/---

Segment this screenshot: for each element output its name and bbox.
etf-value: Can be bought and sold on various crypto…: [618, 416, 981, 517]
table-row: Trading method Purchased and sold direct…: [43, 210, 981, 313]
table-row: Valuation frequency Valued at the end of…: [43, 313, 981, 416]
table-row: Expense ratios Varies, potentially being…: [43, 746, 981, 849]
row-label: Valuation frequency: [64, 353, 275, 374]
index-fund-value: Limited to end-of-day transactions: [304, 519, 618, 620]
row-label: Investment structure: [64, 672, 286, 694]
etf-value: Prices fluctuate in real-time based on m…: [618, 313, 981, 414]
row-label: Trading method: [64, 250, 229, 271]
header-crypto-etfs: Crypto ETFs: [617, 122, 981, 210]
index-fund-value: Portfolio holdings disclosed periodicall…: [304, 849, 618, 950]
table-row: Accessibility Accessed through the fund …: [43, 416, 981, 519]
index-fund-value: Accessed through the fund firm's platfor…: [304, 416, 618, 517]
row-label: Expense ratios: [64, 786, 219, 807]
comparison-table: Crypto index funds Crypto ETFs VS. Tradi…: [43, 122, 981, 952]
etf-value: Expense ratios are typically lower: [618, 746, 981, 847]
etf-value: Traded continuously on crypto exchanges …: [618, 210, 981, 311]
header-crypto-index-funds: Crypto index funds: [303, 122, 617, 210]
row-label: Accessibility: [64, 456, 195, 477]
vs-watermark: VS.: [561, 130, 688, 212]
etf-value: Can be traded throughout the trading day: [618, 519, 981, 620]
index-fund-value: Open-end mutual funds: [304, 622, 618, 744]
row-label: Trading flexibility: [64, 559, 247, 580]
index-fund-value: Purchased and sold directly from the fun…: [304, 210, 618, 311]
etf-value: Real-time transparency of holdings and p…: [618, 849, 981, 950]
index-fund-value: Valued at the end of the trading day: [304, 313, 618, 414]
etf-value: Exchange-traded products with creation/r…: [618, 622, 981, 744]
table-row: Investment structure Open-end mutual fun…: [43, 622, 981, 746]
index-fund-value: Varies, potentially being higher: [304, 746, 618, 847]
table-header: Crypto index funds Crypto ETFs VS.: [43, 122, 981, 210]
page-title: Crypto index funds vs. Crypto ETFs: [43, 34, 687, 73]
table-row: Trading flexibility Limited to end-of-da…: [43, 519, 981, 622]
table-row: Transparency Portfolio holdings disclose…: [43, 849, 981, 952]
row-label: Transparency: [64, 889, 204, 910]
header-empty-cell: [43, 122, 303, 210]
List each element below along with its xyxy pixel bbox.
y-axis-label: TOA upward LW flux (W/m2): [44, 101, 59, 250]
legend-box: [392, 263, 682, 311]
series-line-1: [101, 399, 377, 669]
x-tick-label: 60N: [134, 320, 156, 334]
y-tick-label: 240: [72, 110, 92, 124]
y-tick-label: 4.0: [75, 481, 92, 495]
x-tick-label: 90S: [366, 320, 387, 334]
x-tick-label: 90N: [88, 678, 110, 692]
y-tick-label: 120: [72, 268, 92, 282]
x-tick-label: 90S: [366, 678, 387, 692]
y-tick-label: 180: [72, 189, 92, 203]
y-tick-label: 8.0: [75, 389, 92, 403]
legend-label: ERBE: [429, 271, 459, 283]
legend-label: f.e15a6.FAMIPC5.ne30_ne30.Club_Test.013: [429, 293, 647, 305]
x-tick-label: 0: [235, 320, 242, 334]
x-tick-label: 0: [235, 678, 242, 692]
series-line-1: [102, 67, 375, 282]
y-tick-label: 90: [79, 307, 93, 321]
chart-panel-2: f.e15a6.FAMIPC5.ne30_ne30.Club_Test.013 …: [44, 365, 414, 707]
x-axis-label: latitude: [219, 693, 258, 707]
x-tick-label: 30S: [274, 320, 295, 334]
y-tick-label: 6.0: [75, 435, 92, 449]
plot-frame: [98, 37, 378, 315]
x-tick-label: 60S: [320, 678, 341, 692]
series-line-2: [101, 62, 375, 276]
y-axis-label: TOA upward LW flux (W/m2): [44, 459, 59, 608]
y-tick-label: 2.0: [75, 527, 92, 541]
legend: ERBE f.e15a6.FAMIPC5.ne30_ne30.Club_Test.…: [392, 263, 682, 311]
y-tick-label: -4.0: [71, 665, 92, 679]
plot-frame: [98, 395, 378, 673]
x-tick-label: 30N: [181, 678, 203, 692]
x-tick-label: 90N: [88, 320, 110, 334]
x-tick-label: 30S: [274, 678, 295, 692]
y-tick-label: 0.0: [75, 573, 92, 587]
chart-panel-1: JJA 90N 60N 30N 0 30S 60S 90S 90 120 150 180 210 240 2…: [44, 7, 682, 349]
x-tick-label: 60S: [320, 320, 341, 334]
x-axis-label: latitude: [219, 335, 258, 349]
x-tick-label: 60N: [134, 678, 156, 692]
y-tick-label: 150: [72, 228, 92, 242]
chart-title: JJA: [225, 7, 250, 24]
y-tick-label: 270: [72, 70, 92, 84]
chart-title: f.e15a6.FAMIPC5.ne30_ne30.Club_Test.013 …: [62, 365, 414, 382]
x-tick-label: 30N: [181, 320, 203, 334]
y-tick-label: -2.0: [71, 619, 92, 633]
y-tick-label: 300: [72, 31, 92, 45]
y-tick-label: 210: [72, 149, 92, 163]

\---

▶ _What needs to be done_
Rewrite the entries above, substituting "row-heading" for each occurrence of "row-label" and keeping everything else unchanged.

▶ _Response to the exercise_
Segment this screenshot: for each element output its name and bbox.
etf-value: Can be bought and sold on various crypto…: [618, 416, 981, 517]
table-row: Trading method Purchased and sold direct…: [43, 210, 981, 313]
table-row: Valuation frequency Valued at the end of…: [43, 313, 981, 416]
table-row: Expense ratios Varies, potentially being…: [43, 746, 981, 849]
row-heading: Valuation frequency: [64, 353, 275, 374]
index-fund-value: Limited to end-of-day transactions: [304, 519, 618, 620]
row-heading: Investment structure: [64, 672, 286, 694]
etf-value: Prices fluctuate in real-time based on m…: [618, 313, 981, 414]
row-heading: Trading method: [64, 250, 229, 271]
header-crypto-etfs: Crypto ETFs: [617, 122, 981, 210]
index-fund-value: Portfolio holdings disclosed periodicall…: [304, 849, 618, 950]
table-row: Accessibility Accessed through the fund …: [43, 416, 981, 519]
index-fund-value: Accessed through the fund firm's platfor…: [304, 416, 618, 517]
row-heading: Expense ratios: [64, 786, 219, 807]
comparison-table: Crypto index funds Crypto ETFs VS. Tradi…: [43, 122, 981, 952]
etf-value: Expense ratios are typically lower: [618, 746, 981, 847]
etf-value: Traded continuously on crypto exchanges …: [618, 210, 981, 311]
header-crypto-index-funds: Crypto index funds: [303, 122, 617, 210]
row-heading: Accessibility: [64, 456, 195, 477]
vs-watermark: VS.: [561, 130, 688, 212]
etf-value: Can be traded throughout the trading day: [618, 519, 981, 620]
index-fund-value: Open-end mutual funds: [304, 622, 618, 744]
row-heading: Trading flexibility: [64, 559, 247, 580]
index-fund-value: Purchased and sold directly from the fun…: [304, 210, 618, 311]
etf-value: Real-time transparency of holdings and p…: [618, 849, 981, 950]
index-fund-value: Valued at the end of the trading day: [304, 313, 618, 414]
etf-value: Exchange-traded products with creation/r…: [618, 622, 981, 744]
table-row: Investment structure Open-end mutual fun…: [43, 622, 981, 746]
index-fund-value: Varies, potentially being higher: [304, 746, 618, 847]
table-header: Crypto index funds Crypto ETFs VS.: [43, 122, 981, 210]
page-title: Crypto index funds vs. Crypto ETFs: [43, 34, 687, 73]
table-row: Trading flexibility Limited to end-of-da…: [43, 519, 981, 622]
table-row: Transparency Portfolio holdings disclose…: [43, 849, 981, 952]
row-heading: Transparency: [64, 889, 204, 910]
header-empty-cell: [43, 122, 303, 210]
List each element below along with its xyxy pixel bbox.
y-axis-label: TOA upward LW flux (W/m2): [44, 101, 59, 250]
legend-box: [392, 263, 682, 311]
series-line-1: [101, 399, 377, 669]
x-tick-label: 60N: [134, 320, 156, 334]
y-tick-label: 240: [72, 110, 92, 124]
y-tick-label: 4.0: [75, 481, 92, 495]
x-tick-label: 90S: [366, 320, 387, 334]
x-tick-label: 90N: [88, 678, 110, 692]
y-tick-label: 120: [72, 268, 92, 282]
x-tick-label: 90S: [366, 678, 387, 692]
y-tick-label: 180: [72, 189, 92, 203]
y-tick-label: 8.0: [75, 389, 92, 403]
legend-label: ERBE: [429, 271, 459, 283]
legend-label: f.e15a6.FAMIPC5.ne30_ne30.Club_Test.013: [429, 293, 647, 305]
x-tick-label: 0: [235, 320, 242, 334]
x-tick-label: 0: [235, 678, 242, 692]
series-line-1: [102, 67, 375, 282]
y-tick-label: 90: [79, 307, 93, 321]
chart-panel-2: f.e15a6.FAMIPC5.ne30_ne30.Club_Test.013 …: [44, 365, 414, 707]
x-axis-label: latitude: [219, 693, 258, 707]
x-tick-label: 30S: [274, 320, 295, 334]
y-tick-label: 6.0: [75, 435, 92, 449]
plot-frame: [98, 37, 378, 315]
x-tick-label: 60S: [320, 678, 341, 692]
series-line-2: [101, 62, 375, 276]
y-axis-label: TOA upward LW flux (W/m2): [44, 459, 59, 608]
y-tick-label: 2.0: [75, 527, 92, 541]
legend: ERBE f.e15a6.FAMIPC5.ne30_ne30.Club_Test.…: [392, 263, 682, 311]
y-tick-label: -4.0: [71, 665, 92, 679]
plot-frame: [98, 395, 378, 673]
x-tick-label: 30N: [181, 678, 203, 692]
x-tick-label: 90N: [88, 320, 110, 334]
x-tick-label: 30S: [274, 678, 295, 692]
y-tick-label: 0.0: [75, 573, 92, 587]
chart-panel-1: JJA 90N 60N 30N 0 30S 60S 90S 90 120 150 180 210 240 2…: [44, 7, 682, 349]
x-tick-label: 60S: [320, 320, 341, 334]
x-axis-label: latitude: [219, 335, 258, 349]
x-tick-label: 60N: [134, 678, 156, 692]
y-tick-label: 150: [72, 228, 92, 242]
chart-title: JJA: [225, 7, 250, 24]
y-tick-label: 270: [72, 70, 92, 84]
chart-title: f.e15a6.FAMIPC5.ne30_ne30.Club_Test.013 …: [62, 365, 414, 382]
x-tick-label: 30N: [181, 320, 203, 334]
y-tick-label: -2.0: [71, 619, 92, 633]
y-tick-label: 300: [72, 31, 92, 45]
y-tick-label: 210: [72, 149, 92, 163]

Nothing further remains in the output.